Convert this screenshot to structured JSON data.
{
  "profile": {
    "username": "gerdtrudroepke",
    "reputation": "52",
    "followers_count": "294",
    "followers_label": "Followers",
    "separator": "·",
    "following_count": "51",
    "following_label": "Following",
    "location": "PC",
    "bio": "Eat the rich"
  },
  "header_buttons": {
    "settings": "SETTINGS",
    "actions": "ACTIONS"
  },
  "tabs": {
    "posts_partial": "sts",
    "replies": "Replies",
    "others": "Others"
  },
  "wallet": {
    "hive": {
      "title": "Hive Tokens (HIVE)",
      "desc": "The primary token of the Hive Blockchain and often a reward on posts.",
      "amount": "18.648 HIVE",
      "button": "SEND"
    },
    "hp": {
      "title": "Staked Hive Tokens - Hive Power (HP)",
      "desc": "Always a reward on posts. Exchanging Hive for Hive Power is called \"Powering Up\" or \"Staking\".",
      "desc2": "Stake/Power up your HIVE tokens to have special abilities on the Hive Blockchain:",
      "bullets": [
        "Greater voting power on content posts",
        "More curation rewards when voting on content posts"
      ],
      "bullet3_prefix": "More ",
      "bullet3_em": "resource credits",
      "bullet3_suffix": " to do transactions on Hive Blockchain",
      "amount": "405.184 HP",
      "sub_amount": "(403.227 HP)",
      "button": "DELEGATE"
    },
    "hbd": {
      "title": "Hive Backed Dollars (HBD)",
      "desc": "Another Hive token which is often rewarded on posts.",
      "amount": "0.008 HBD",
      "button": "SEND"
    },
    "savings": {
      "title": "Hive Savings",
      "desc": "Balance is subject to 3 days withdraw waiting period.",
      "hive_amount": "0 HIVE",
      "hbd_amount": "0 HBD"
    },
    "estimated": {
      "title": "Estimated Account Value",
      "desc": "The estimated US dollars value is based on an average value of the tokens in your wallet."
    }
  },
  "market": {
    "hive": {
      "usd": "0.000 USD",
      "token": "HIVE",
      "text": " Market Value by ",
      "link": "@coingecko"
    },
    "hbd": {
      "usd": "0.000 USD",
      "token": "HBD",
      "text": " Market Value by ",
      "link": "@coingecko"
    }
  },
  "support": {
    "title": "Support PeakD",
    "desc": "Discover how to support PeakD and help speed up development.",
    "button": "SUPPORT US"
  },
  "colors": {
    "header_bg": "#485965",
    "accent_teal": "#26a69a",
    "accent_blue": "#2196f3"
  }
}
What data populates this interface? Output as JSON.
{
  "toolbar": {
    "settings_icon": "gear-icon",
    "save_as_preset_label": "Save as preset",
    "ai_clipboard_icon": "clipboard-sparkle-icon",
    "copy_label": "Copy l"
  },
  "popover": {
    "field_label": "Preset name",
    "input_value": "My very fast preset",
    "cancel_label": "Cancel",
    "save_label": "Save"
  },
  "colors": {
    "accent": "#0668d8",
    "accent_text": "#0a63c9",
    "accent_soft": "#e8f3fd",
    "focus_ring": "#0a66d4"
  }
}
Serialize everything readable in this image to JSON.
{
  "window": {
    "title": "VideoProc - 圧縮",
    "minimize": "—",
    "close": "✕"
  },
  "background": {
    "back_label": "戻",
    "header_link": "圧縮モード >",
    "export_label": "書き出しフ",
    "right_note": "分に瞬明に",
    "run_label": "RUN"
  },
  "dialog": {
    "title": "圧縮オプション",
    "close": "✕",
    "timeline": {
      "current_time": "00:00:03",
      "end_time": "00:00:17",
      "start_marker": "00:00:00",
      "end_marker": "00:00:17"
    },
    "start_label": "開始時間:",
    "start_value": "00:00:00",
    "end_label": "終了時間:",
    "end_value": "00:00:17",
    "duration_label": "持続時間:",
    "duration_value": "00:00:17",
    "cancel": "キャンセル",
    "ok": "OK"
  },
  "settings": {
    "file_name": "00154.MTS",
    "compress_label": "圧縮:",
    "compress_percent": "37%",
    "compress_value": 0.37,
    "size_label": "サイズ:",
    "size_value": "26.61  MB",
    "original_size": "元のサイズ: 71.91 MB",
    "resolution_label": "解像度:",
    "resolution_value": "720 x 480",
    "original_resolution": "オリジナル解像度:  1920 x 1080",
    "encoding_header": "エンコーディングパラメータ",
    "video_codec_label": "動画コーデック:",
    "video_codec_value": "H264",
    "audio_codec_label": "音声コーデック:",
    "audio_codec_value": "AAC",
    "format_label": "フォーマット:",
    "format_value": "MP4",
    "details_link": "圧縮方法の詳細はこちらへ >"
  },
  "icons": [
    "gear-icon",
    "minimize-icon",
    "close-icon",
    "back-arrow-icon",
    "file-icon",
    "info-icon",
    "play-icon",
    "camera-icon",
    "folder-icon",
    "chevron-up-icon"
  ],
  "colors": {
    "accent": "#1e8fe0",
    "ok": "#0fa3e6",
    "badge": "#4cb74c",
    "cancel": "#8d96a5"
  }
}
※ ※ ※
### TASK TO COMPLETE
From the material above, copy each line that includes the word "this".

### CORRECT OUTPUT
Convert this screenshot to structured JSON data.
What data populates this interface? Output as JSON.
Serialize everything readable in this image to JSON.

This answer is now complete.